● **Given task**
Only the lines from the one with "Output the text content of this document." to the last line belong in your answer; write them out exactly and drop the pictures.

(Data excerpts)
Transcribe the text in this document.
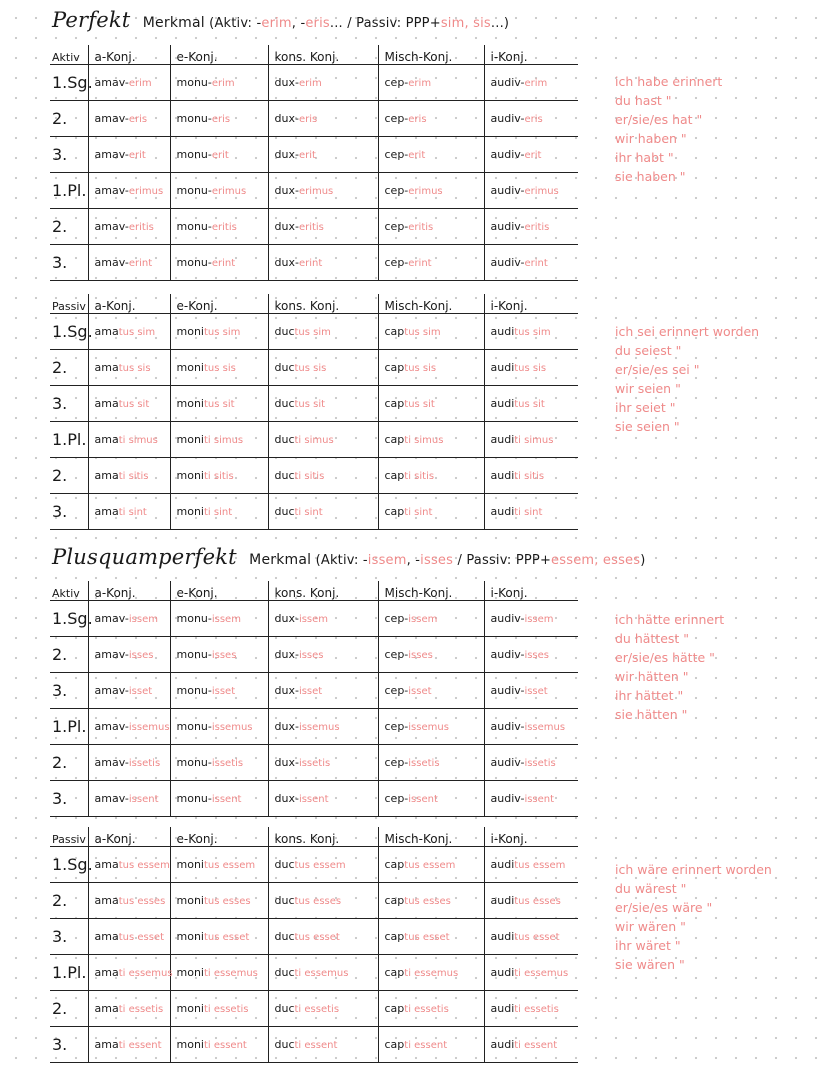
Perfekt Merkmal (Aktiv: -erim, -eris... / Passiv: PPP+sim, sis...)
Plusquamperfekt Merkmal (Aktiv: -issem, -isses / Passiv: PPP+essem, esses)
Aktiv	a-Konj.	e-Konj.	kons. Konj.	Misch-Konj.	i-Konj.
1.Sg.	amav-erim	monu-erim	dux-erim	cep-erim	audiv-erim
2.	amav-eris	monu-eris	dux-eris	cep-eris	audiv-eris
3.	amav-erit	monu-erit	dux-erit	cep-erit	audiv-erit
1.Pl.	amav-erimus	monu-erimus	dux-erimus	cep-erimus	audiv-erimus
2.	amav-eritis	monu-eritis	dux-eritis	cep-eritis	audiv-eritis
3.	amav-erint	monu-erint	dux-erint	cep-erint	audiv-erint
Passiv	a-Konj.	e-Konj.	kons. Konj.	Misch-Konj.	i-Konj.
1.Sg.	amatus sim	monitus sim	ductus sim	captus sim	auditus sim
2.	amatus sis	monitus sis	ductus sis	captus sis	auditus sis
3.	amatus sit	monitus sit	ductus sit	captus sit	auditus sit
1.Pl.	amati simus	moniti simus	ducti simus	capti simus	auditi simus
2.	amati sitis	moniti sitis	ducti sitis	capti sitis	auditi sitis
3.	amati sint	moniti sint	ducti sint	capti sint	auditi sint
Aktiv	a-Konj.	e-Konj.	kons. Konj.	Misch-Konj.	i-Konj.
1.Sg.	amav-issem	monu-issem	dux-issem	cep-issem	audiv-issem
2.	amav-isses	monu-isses	dux-isses	cep-isses	audiv-isses
3.	amav-isset	monu-isset	dux-isset	cep-isset	audiv-isset
1.Pl.	amav-issemus	monu-issemus	dux-issemus	cep-issemus	audiv-issemus
2.	amav-issetis	monu-issetis	dux-issetis	cep-issetis	audiv-issetis
3.	amav-issent	monu-issent	dux-issent	cep-issent	audiv-issent
Passiv	a-Konj.	e-Konj.	kons. Konj.	Misch-Konj.	i-Konj.
1.Sg.	amatus essem	monitus essem	ductus essem	captus essem	auditus essem
2.	amatus esses	monitus esses	ductus esses	captus esses	auditus esses
3.	amatus esset	monitus esset	ductus esset	captus esset	auditus esset
1.Pl.	amati essemus	moniti essemus	ducti essemus	capti essemus	auditi essemus
2.	amati essetis	moniti essetis	ducti essetis	capti essetis	auditi essetis
3.	amati essent	moniti essent	ducti essent	capti essent	auditi essent
ich habe erinnert
du hast "
er/sie/es hat "
wir haben "
ihr habt "
sie haben "
ich sei erinnert worden
du seiest "
er/sie/es sei "
wir seien "
ihr seiet "
sie seien "
ich hätte erinnert
du hättest "
er/sie/es hätte "
wir hätten "
ihr hättet "
sie hätten "
ich wäre erinnert worden
du wärest "
er/sie/es wäre "
wir wären "
ihr wäret "
sie wären "
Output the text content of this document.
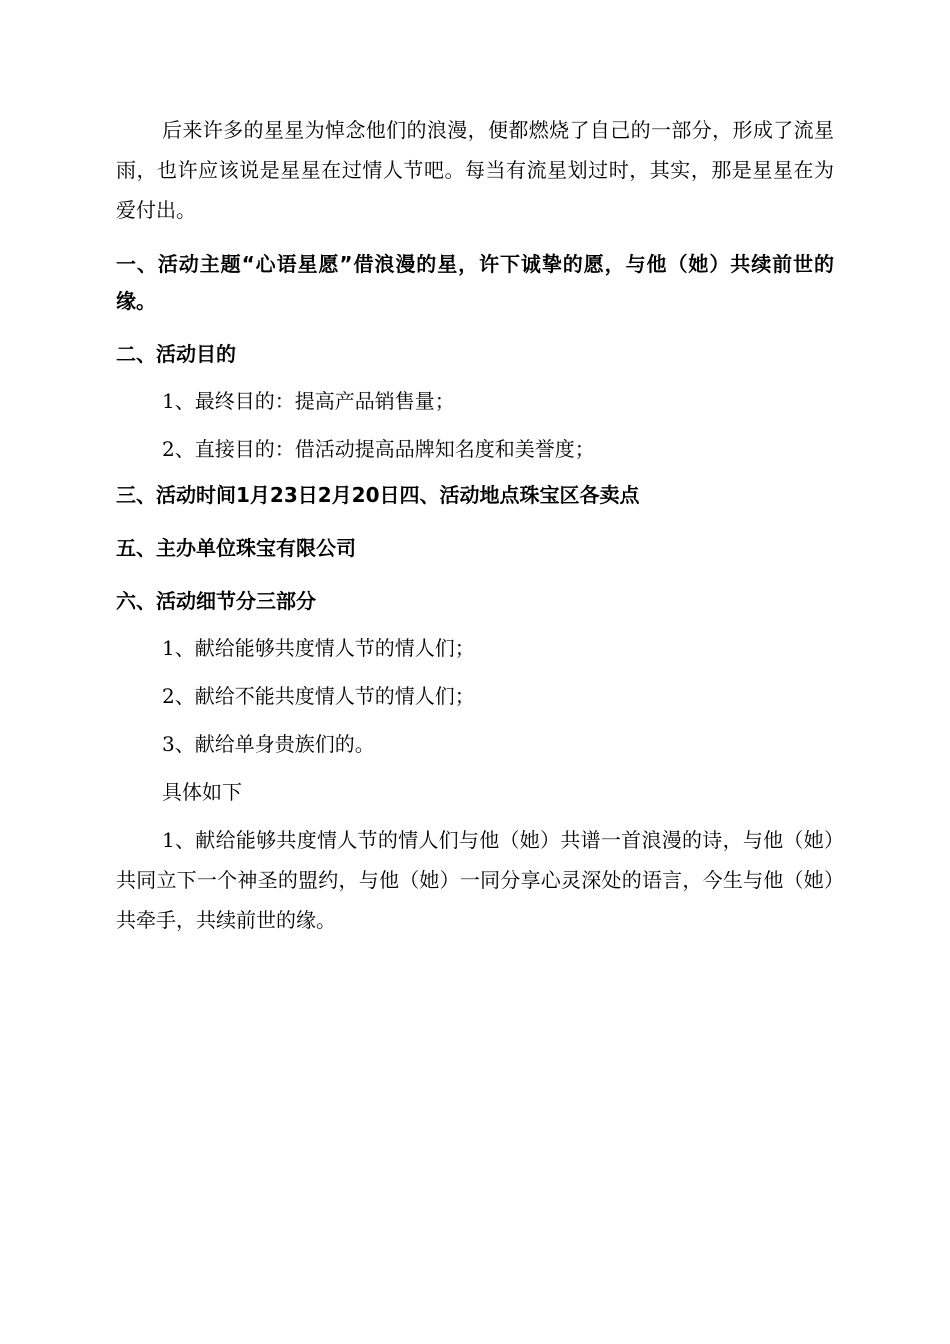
后来许多的星星为悼念他们的浪漫，便都燃烧了自己的一部分，形成了流星雨，也许应该说是星星在过情人节吧。每当有流星划过时，其实，那是星星在为爱付出。

一、活动主题“心语星愿”借浪漫的星，许下诚挚的愿，与他（她）共续前世的缘。

二、活动目的

1、最终目的：提高产品销售量；

2、直接目的：借活动提高品牌知名度和美誉度；

三、活动时间1月23日2月20日四、活动地点珠宝区各卖点

五、主办单位珠宝有限公司

六、活动细节分三部分

1、献给能够共度情人节的情人们；

2、献给不能共度情人节的情人们；

3、献给单身贵族们的。

具体如下

1、献给能够共度情人节的情人们与他（她）共谱一首浪漫的诗，与他（她）共同立下一个神圣的盟约，与他（她）一同分享心灵深处的语言，今生与他（她）共牵手，共续前世的缘。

● **The response**
Output the text content of this document.
后来许多的星星为悼念他们的浪漫，便都燃烧了自己的一部分，形成了流星雨，也许应该说是星星在过情人节吧。每当有流星划过时，其实，那是星星在为爱付出。

一、活动主题“心语星愿”借浪漫的星，许下诚挚的愿，与他（她）共续前世的缘。

二、活动目的

1、最终目的：提高产品销售量；

2、直接目的：借活动提高品牌知名度和美誉度；

三、活动时间1月23日2月20日四、活动地点珠宝区各卖点

五、主办单位珠宝有限公司

六、活动细节分三部分

1、献给能够共度情人节的情人们；

2、献给不能共度情人节的情人们；

3、献给单身贵族们的。

具体如下

1、献给能够共度情人节的情人们与他（她）共谱一首浪漫的诗，与他（她）共同立下一个神圣的盟约，与他（她）一同分享心灵深处的语言，今生与他（她）共牵手，共续前世的缘。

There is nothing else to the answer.